> [Work to do] Each entry below should be reproduced character for character.

☆ ☆ ☆ ☆

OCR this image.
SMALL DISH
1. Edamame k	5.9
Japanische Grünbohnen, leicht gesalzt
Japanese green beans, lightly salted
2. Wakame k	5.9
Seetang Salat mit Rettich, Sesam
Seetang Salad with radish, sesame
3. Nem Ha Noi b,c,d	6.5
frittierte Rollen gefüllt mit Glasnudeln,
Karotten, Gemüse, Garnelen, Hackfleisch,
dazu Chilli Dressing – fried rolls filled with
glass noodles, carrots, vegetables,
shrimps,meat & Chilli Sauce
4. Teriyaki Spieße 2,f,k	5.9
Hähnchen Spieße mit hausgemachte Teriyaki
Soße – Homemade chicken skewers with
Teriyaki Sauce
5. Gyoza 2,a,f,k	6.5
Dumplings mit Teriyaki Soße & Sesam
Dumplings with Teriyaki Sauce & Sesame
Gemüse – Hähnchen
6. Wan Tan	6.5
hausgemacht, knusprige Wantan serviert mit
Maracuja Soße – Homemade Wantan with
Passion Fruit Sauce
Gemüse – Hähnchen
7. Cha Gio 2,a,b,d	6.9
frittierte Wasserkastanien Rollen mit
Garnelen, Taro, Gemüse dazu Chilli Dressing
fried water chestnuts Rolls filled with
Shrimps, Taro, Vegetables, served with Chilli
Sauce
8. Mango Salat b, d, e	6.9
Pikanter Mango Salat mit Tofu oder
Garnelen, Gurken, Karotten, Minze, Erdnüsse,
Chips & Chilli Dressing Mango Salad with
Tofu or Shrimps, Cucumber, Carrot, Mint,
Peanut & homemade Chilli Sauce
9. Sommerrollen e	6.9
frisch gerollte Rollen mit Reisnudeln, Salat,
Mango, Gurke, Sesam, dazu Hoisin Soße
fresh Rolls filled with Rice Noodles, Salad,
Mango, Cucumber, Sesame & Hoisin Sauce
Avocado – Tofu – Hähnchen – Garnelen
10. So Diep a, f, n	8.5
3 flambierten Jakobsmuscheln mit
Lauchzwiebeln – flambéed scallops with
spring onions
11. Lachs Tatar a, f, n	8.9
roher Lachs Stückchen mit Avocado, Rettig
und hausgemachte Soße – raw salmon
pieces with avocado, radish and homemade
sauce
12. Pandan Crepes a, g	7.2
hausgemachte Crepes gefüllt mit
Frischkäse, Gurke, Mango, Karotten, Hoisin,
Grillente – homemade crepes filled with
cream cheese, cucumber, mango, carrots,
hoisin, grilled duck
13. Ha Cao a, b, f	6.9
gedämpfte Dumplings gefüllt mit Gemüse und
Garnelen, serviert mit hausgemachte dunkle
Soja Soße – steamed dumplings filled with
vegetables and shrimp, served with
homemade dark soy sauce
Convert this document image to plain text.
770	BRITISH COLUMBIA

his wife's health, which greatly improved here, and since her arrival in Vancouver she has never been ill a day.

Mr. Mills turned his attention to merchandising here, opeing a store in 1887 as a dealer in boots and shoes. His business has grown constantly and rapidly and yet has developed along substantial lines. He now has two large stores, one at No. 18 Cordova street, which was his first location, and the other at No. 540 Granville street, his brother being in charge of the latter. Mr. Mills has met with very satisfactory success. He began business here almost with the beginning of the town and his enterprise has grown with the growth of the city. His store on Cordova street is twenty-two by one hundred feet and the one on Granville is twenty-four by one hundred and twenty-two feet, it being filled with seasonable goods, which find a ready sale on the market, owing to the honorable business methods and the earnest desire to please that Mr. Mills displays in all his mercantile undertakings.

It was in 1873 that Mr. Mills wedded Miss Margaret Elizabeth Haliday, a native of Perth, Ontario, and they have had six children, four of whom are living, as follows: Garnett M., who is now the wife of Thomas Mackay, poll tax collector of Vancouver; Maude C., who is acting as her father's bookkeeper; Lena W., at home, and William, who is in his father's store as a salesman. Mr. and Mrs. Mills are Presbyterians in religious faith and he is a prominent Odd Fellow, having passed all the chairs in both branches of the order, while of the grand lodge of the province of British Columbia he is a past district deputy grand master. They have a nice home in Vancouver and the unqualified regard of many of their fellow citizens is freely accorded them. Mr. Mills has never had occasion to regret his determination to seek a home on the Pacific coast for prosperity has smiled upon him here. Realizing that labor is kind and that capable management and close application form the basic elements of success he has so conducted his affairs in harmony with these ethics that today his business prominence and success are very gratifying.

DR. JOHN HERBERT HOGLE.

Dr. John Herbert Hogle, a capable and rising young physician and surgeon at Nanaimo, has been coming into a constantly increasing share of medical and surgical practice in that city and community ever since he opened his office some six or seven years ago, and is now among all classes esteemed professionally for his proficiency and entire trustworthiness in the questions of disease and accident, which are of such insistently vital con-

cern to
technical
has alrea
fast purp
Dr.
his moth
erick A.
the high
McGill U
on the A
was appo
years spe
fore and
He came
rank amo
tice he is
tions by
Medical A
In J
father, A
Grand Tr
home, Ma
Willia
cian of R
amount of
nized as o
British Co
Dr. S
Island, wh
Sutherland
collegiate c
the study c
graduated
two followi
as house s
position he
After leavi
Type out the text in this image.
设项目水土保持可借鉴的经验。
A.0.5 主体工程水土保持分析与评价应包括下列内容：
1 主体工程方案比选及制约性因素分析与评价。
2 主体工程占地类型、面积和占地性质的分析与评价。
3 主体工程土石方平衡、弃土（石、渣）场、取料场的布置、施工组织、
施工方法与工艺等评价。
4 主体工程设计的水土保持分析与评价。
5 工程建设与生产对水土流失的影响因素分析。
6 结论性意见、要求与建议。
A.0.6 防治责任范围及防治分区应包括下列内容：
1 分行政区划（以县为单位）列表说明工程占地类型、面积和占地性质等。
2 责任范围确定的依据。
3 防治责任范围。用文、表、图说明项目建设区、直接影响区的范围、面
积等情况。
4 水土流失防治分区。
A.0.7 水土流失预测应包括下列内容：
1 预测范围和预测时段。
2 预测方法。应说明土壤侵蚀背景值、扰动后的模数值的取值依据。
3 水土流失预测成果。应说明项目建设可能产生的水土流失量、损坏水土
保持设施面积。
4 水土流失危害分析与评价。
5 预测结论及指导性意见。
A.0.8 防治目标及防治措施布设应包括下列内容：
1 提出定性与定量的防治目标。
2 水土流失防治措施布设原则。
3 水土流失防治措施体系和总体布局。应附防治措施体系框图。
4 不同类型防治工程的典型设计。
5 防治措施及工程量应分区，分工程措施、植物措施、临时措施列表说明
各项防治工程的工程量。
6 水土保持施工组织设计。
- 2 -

☆ ☆ ☆ ☆

> [Task output]
OCR this image.
SMALL DISH
1. Edamame k	5.9
Japanische Grünbohnen, leicht gesalzt
Japanese green beans, lightly salted
2. Wakame k	5.9
Seetang Salat mit Rettich, Sesam
Seetang Salad with radish, sesame
3. Nem Ha Noi b,c,d	6.5
frittierte Rollen gefüllt mit Glasnudeln,
Karotten, Gemüse, Garnelen, Hackfleisch,
dazu Chilli Dressing – fried rolls filled with
glass noodles, carrots, vegetables,
shrimps,meat & Chilli Sauce
4. Teriyaki Spieße 2,f,k	5.9
Hähnchen Spieße mit hausgemachte Teriyaki
Soße – Homemade chicken skewers with
Teriyaki Sauce
5. Gyoza 2,a,f,k	6.5
Dumplings mit Teriyaki Soße & Sesam
Dumplings with Teriyaki Sauce & Sesame
Gemüse – Hähnchen
6. Wan Tan	6.5
hausgemacht, knusprige Wantan serviert mit
Maracuja Soße – Homemade Wantan with
Passion Fruit Sauce
Gemüse – Hähnchen
7. Cha Gio 2,a,b,d	6.9
frittierte Wasserkastanien Rollen mit
Garnelen, Taro, Gemüse dazu Chilli Dressing
fried water chestnuts Rolls filled with
Shrimps, Taro, Vegetables, served with Chilli
Sauce
8. Mango Salat b, d, e	6.9
Pikanter Mango Salat mit Tofu oder
Garnelen, Gurken, Karotten, Minze, Erdnüsse,
Chips & Chilli Dressing Mango Salad with
Tofu or Shrimps, Cucumber, Carrot, Mint,
Peanut & homemade Chilli Sauce
9. Sommerrollen e	6.9
frisch gerollte Rollen mit Reisnudeln, Salat,
Mango, Gurke, Sesam, dazu Hoisin Soße
fresh Rolls filled with Rice Noodles, Salad,
Mango, Cucumber, Sesame & Hoisin Sauce
Avocado – Tofu – Hähnchen – Garnelen
10. So Diep a, f, n	8.5
3 flambierten Jakobsmuscheln mit
Lauchzwiebeln – flambéed scallops with
spring onions
11. Lachs Tatar a, f, n	8.9
roher Lachs Stückchen mit Avocado, Rettig
und hausgemachte Soße – raw salmon
pieces with avocado, radish and homemade
sauce
12. Pandan Crepes a, g	7.2
hausgemachte Crepes gefüllt mit
Frischkäse, Gurke, Mango, Karotten, Hoisin,
Grillente – homemade crepes filled with
cream cheese, cucumber, mango, carrots,
hoisin, grilled duck
13. Ha Cao a, b, f	6.9
gedämpfte Dumplings gefüllt mit Gemüse und
Garnelen, serviert mit hausgemachte dunkle
Soja Soße – steamed dumplings filled with
vegetables and shrimp, served with
homemade dark soy sauce
Convert this document image to plain text.
770	BRITISH COLUMBIA

his wife's health, which greatly improved here, and since her arrival in Vancouver she has never been ill a day.

Mr. Mills turned his attention to merchandising here, opeing a store in 1887 as a dealer in boots and shoes. His business has grown constantly and rapidly and yet has developed along substantial lines. He now has two large stores, one at No. 18 Cordova street, which was his first location, and the other at No. 540 Granville street, his brother being in charge of the latter. Mr. Mills has met with very satisfactory success. He began business here almost with the beginning of the town and his enterprise has grown with the growth of the city. His store on Cordova street is twenty-two by one hundred feet and the one on Granville is twenty-four by one hundred and twenty-two feet, it being filled with seasonable goods, which find a ready sale on the market, owing to the honorable business methods and the earnest desire to please that Mr. Mills displays in all his mercantile undertakings.

It was in 1873 that Mr. Mills wedded Miss Margaret Elizabeth Haliday, a native of Perth, Ontario, and they have had six children, four of whom are living, as follows: Garnett M., who is now the wife of Thomas Mackay, poll tax collector of Vancouver; Maude C., who is acting as her father's bookkeeper; Lena W., at home, and William, who is in his father's store as a salesman. Mr. and Mrs. Mills are Presbyterians in religious faith and he is a prominent Odd Fellow, having passed all the chairs in both branches of the order, while of the grand lodge of the province of British Columbia he is a past district deputy grand master. They have a nice home in Vancouver and the unqualified regard of many of their fellow citizens is freely accorded them. Mr. Mills has never had occasion to regret his determination to seek a home on the Pacific coast for prosperity has smiled upon him here. Realizing that labor is kind and that capable management and close application form the basic elements of success he has so conducted his affairs in harmony with these ethics that today his business prominence and success are very gratifying.

DR. JOHN HERBERT HOGLE.

Dr. John Herbert Hogle, a capable and rising young physician and surgeon at Nanaimo, has been coming into a constantly increasing share of medical and surgical practice in that city and community ever since he opened his office some six or seven years ago, and is now among all classes esteemed professionally for his proficiency and entire trustworthiness in the questions of disease and accident, which are of such insistently vital con-

cern to
technical
has alrea
fast purp
Dr.
his moth
erick A.
the high
McGill U
on the A
was appo
years spe
fore and
He came
rank amo
tice he is
tions by
Medical A
In J
father, A
Grand Tr
home, Ma
Willia
cian of R
amount of
nized as o
British Co
Dr. S
Island, wh
Sutherland
collegiate c
the study c
graduated
two followi
as house s
position he
After leavi
Type out the text in this image.
设项目水土保持可借鉴的经验。
A.0.5 主体工程水土保持分析与评价应包括下列内容：
1 主体工程方案比选及制约性因素分析与评价。
2 主体工程占地类型、面积和占地性质的分析与评价。
3 主体工程土石方平衡、弃土（石、渣）场、取料场的布置、施工组织、
施工方法与工艺等评价。
4 主体工程设计的水土保持分析与评价。
5 工程建设与生产对水土流失的影响因素分析。
6 结论性意见、要求与建议。
A.0.6 防治责任范围及防治分区应包括下列内容：
1 分行政区划（以县为单位）列表说明工程占地类型、面积和占地性质等。
2 责任范围确定的依据。
3 防治责任范围。用文、表、图说明项目建设区、直接影响区的范围、面
积等情况。
4 水土流失防治分区。
A.0.7 水土流失预测应包括下列内容：
1 预测范围和预测时段。
2 预测方法。应说明土壤侵蚀背景值、扰动后的模数值的取值依据。
3 水土流失预测成果。应说明项目建设可能产生的水土流失量、损坏水土
保持设施面积。
4 水土流失危害分析与评价。
5 预测结论及指导性意见。
A.0.8 防治目标及防治措施布设应包括下列内容：
1 提出定性与定量的防治目标。
2 水土流失防治措施布设原则。
3 水土流失防治措施体系和总体布局。应附防治措施体系框图。
4 不同类型防治工程的典型设计。
5 防治措施及工程量应分区，分工程措施、植物措施、临时措施列表说明
各项防治工程的工程量。
6 水土保持施工组织设计。
- 2 -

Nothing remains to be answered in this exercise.